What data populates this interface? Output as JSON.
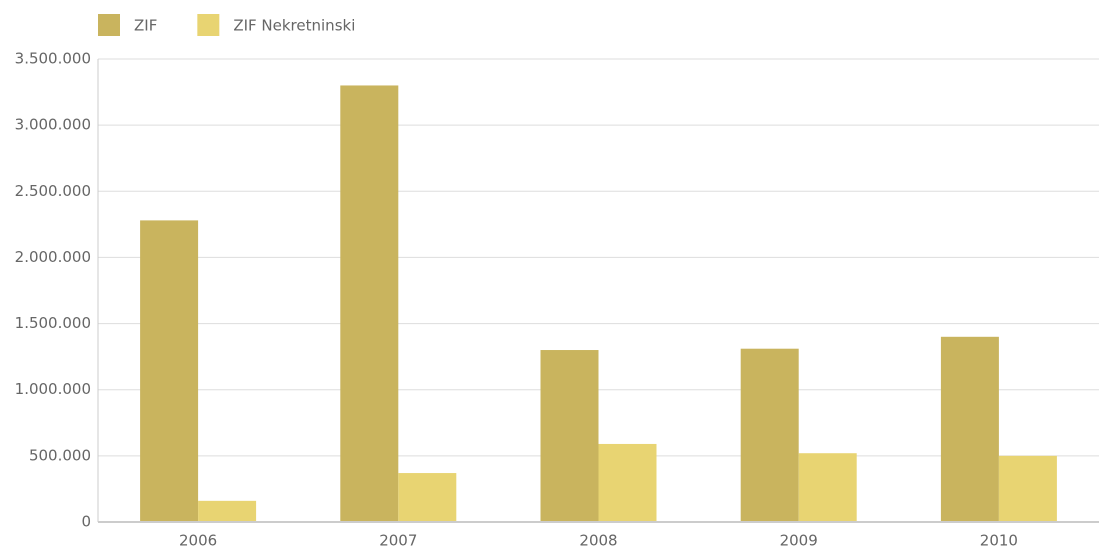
{
  "chart_data": {
    "type": "bar",
    "categories": [
      "2006",
      "2007",
      "2008",
      "2009",
      "2010"
    ],
    "series": [
      {
        "name": "ZIF",
        "color": "#c9b45e",
        "values": [
          2280000,
          3300000,
          1300000,
          1310000,
          1400000
        ]
      },
      {
        "name": "ZIF Nekretninski",
        "color": "#e8d472",
        "values": [
          160000,
          370000,
          590000,
          520000,
          500000
        ]
      }
    ],
    "ylim": [
      0,
      3500000
    ],
    "yticks": [
      0,
      {
        "value": 500000,
        "label": "500.000"
      },
      {
        "value": 1000000,
        "label": "1.000.000"
      },
      {
        "value": 1500000,
        "label": "1.500.000"
      },
      {
        "value": 2000000,
        "label": "2.000.000"
      },
      {
        "value": 2500000,
        "label": "2.500.000"
      },
      {
        "value": 3000000,
        "label": "3.000.000"
      },
      {
        "value": 3500000,
        "label": "3.500.000"
      }
    ],
    "grid": true,
    "legend": "top-left"
  }
}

************

[YOUR TASK] In the lines above, locate the string "label". Copy every line where it occurs.

[TASK RESPONSE]
        "label": "500.000"
        "label": "1.000.000"
        "label": "1.500.000"
        "label": "2.000.000"
        "label": "2.500.000"
        "label": "3.000.000"
        "label": "3.500.000"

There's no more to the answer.